Figure collection entries:
· · · · ·
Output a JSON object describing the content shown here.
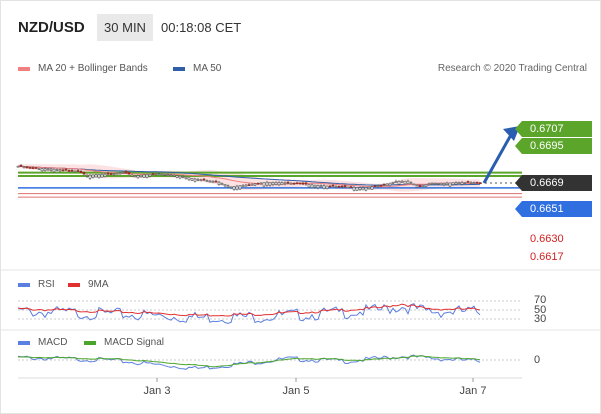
{
  "header": {
    "pair": "NZD/USD",
    "timeframe": "30 MIN",
    "time": "00:18:08 CET"
  },
  "legend_main": [
    {
      "label": "MA 20 + Bollinger Bands",
      "color": "#f08080"
    },
    {
      "label": "MA 50",
      "color": "#2e5fa8"
    }
  ],
  "credit": "Research © 2020 Trading Central",
  "price_labels": [
    {
      "text": "0.6707",
      "bg": "#5aa52a",
      "style": "box"
    },
    {
      "text": "0.6695",
      "bg": "#5aa52a",
      "style": "box"
    },
    {
      "text": "0.6669",
      "bg": "#333333",
      "style": "box"
    },
    {
      "text": "0.6651",
      "bg": "#2f6fe0",
      "style": "box"
    },
    {
      "text": "0.6630",
      "color": "#d22020",
      "style": "text"
    },
    {
      "text": "0.6617",
      "color": "#d22020",
      "style": "text"
    }
  ],
  "rsi": {
    "legend": [
      {
        "label": "RSI",
        "color": "#5b7fe0"
      },
      {
        "label": "9MA",
        "color": "#e03030"
      }
    ],
    "levels": [
      "70",
      "50",
      "30"
    ]
  },
  "macd": {
    "legend": [
      {
        "label": "MACD",
        "color": "#5b7fe0"
      },
      {
        "label": "MACD Signal",
        "color": "#4aa52a"
      }
    ],
    "levels": [
      "0"
    ]
  },
  "xaxis": [
    "Jan 3",
    "Jan 5",
    "Jan 7"
  ],
  "chart_data": {
    "type": "candlestick",
    "symbol": "NZD/USD",
    "interval": "30 MIN",
    "levels": {
      "resistance": [
        0.6707,
        0.6695
      ],
      "last": 0.6669,
      "pivot": 0.6651,
      "support": [
        0.663,
        0.6617
      ]
    },
    "close_path": [
      [
        0,
        0.6731
      ],
      [
        4,
        0.6726
      ],
      [
        8,
        0.6722
      ],
      [
        12,
        0.672
      ],
      [
        16,
        0.6716
      ],
      [
        20,
        0.6712
      ],
      [
        23,
        0.6697
      ],
      [
        27,
        0.6701
      ],
      [
        31,
        0.6702
      ],
      [
        35,
        0.6708
      ],
      [
        39,
        0.6695
      ],
      [
        43,
        0.6701
      ],
      [
        47,
        0.6703
      ],
      [
        51,
        0.6699
      ],
      [
        55,
        0.6693
      ],
      [
        59,
        0.6684
      ],
      [
        63,
        0.6678
      ],
      [
        67,
        0.6672
      ],
      [
        71,
        0.6655
      ],
      [
        75,
        0.666
      ],
      [
        79,
        0.6666
      ],
      [
        83,
        0.6672
      ],
      [
        87,
        0.6671
      ],
      [
        91,
        0.6668
      ],
      [
        95,
        0.6666
      ],
      [
        99,
        0.6661
      ],
      [
        103,
        0.6658
      ],
      [
        107,
        0.6656
      ],
      [
        111,
        0.6654
      ],
      [
        115,
        0.6651
      ],
      [
        118,
        0.6655
      ],
      [
        122,
        0.6662
      ],
      [
        126,
        0.6675
      ],
      [
        130,
        0.6676
      ],
      [
        134,
        0.6655
      ],
      [
        138,
        0.6669
      ],
      [
        142,
        0.6668
      ],
      [
        146,
        0.6671
      ],
      [
        150,
        0.6672
      ],
      [
        154,
        0.6669
      ]
    ],
    "rsi_path": [
      [
        0,
        54
      ],
      [
        20,
        50
      ],
      [
        40,
        46
      ],
      [
        60,
        40
      ],
      [
        80,
        42
      ],
      [
        100,
        48
      ],
      [
        120,
        56
      ],
      [
        128,
        65
      ],
      [
        136,
        54
      ],
      [
        154,
        53
      ]
    ],
    "macd_path": [
      [
        0,
        0.0003
      ],
      [
        30,
        0.0001
      ],
      [
        60,
        -0.0006
      ],
      [
        90,
        0.0002
      ],
      [
        110,
        0
      ],
      [
        128,
        0.0004
      ],
      [
        154,
        0
      ]
    ],
    "xaxis_labels": [
      "Jan 3",
      "Jan 5",
      "Jan 7"
    ]
  }
}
· · · · ·
STATED TASK: Give all the entries again exactly, dropping each picture.

RIGHT ANSWER:
Output a JSON object describing the content shown here.
{
  "header": {
    "pair": "NZD/USD",
    "timeframe": "30 MIN",
    "time": "00:18:08 CET"
  },
  "legend_main": [
    {
      "label": "MA 20 + Bollinger Bands",
      "color": "#f08080"
    },
    {
      "label": "MA 50",
      "color": "#2e5fa8"
    }
  ],
  "credit": "Research © 2020 Trading Central",
  "price_labels": [
    {
      "text": "0.6707",
      "bg": "#5aa52a",
      "style": "box"
    },
    {
      "text": "0.6695",
      "bg": "#5aa52a",
      "style": "box"
    },
    {
      "text": "0.6669",
      "bg": "#333333",
      "style": "box"
    },
    {
      "text": "0.6651",
      "bg": "#2f6fe0",
      "style": "box"
    },
    {
      "text": "0.6630",
      "color": "#d22020",
      "style": "text"
    },
    {
      "text": "0.6617",
      "color": "#d22020",
      "style": "text"
    }
  ],
  "rsi": {
    "legend": [
      {
        "label": "RSI",
        "color": "#5b7fe0"
      },
      {
        "label": "9MA",
        "color": "#e03030"
      }
    ],
    "levels": [
      "70",
      "50",
      "30"
    ]
  },
  "macd": {
    "legend": [
      {
        "label": "MACD",
        "color": "#5b7fe0"
      },
      {
        "label": "MACD Signal",
        "color": "#4aa52a"
      }
    ],
    "levels": [
      "0"
    ]
  },
  "xaxis": [
    "Jan 3",
    "Jan 5",
    "Jan 7"
  ],
  "chart_data": {
    "type": "candlestick",
    "symbol": "NZD/USD",
    "interval": "30 MIN",
    "levels": {
      "resistance": [
        0.6707,
        0.6695
      ],
      "last": 0.6669,
      "pivot": 0.6651,
      "support": [
        0.663,
        0.6617
      ]
    },
    "close_path": [
      [
        0,
        0.6731
      ],
      [
        4,
        0.6726
      ],
      [
        8,
        0.6722
      ],
      [
        12,
        0.672
      ],
      [
        16,
        0.6716
      ],
      [
        20,
        0.6712
      ],
      [
        23,
        0.6697
      ],
      [
        27,
        0.6701
      ],
      [
        31,
        0.6702
      ],
      [
        35,
        0.6708
      ],
      [
        39,
        0.6695
      ],
      [
        43,
        0.6701
      ],
      [
        47,
        0.6703
      ],
      [
        51,
        0.6699
      ],
      [
        55,
        0.6693
      ],
      [
        59,
        0.6684
      ],
      [
        63,
        0.6678
      ],
      [
        67,
        0.6672
      ],
      [
        71,
        0.6655
      ],
      [
        75,
        0.666
      ],
      [
        79,
        0.6666
      ],
      [
        83,
        0.6672
      ],
      [
        87,
        0.6671
      ],
      [
        91,
        0.6668
      ],
      [
        95,
        0.6666
      ],
      [
        99,
        0.6661
      ],
      [
        103,
        0.6658
      ],
      [
        107,
        0.6656
      ],
      [
        111,
        0.6654
      ],
      [
        115,
        0.6651
      ],
      [
        118,
        0.6655
      ],
      [
        122,
        0.6662
      ],
      [
        126,
        0.6675
      ],
      [
        130,
        0.6676
      ],
      [
        134,
        0.6655
      ],
      [
        138,
        0.6669
      ],
      [
        142,
        0.6668
      ],
      [
        146,
        0.6671
      ],
      [
        150,
        0.6672
      ],
      [
        154,
        0.6669
      ]
    ],
    "rsi_path": [
      [
        0,
        54
      ],
      [
        20,
        50
      ],
      [
        40,
        46
      ],
      [
        60,
        40
      ],
      [
        80,
        42
      ],
      [
        100,
        48
      ],
      [
        120,
        56
      ],
      [
        128,
        65
      ],
      [
        136,
        54
      ],
      [
        154,
        53
      ]
    ],
    "macd_path": [
      [
        0,
        0.0003
      ],
      [
        30,
        0.0001
      ],
      [
        60,
        -0.0006
      ],
      [
        90,
        0.0002
      ],
      [
        110,
        0
      ],
      [
        128,
        0.0004
      ],
      [
        154,
        0
      ]
    ],
    "xaxis_labels": [
      "Jan 3",
      "Jan 5",
      "Jan 7"
    ]
  }
}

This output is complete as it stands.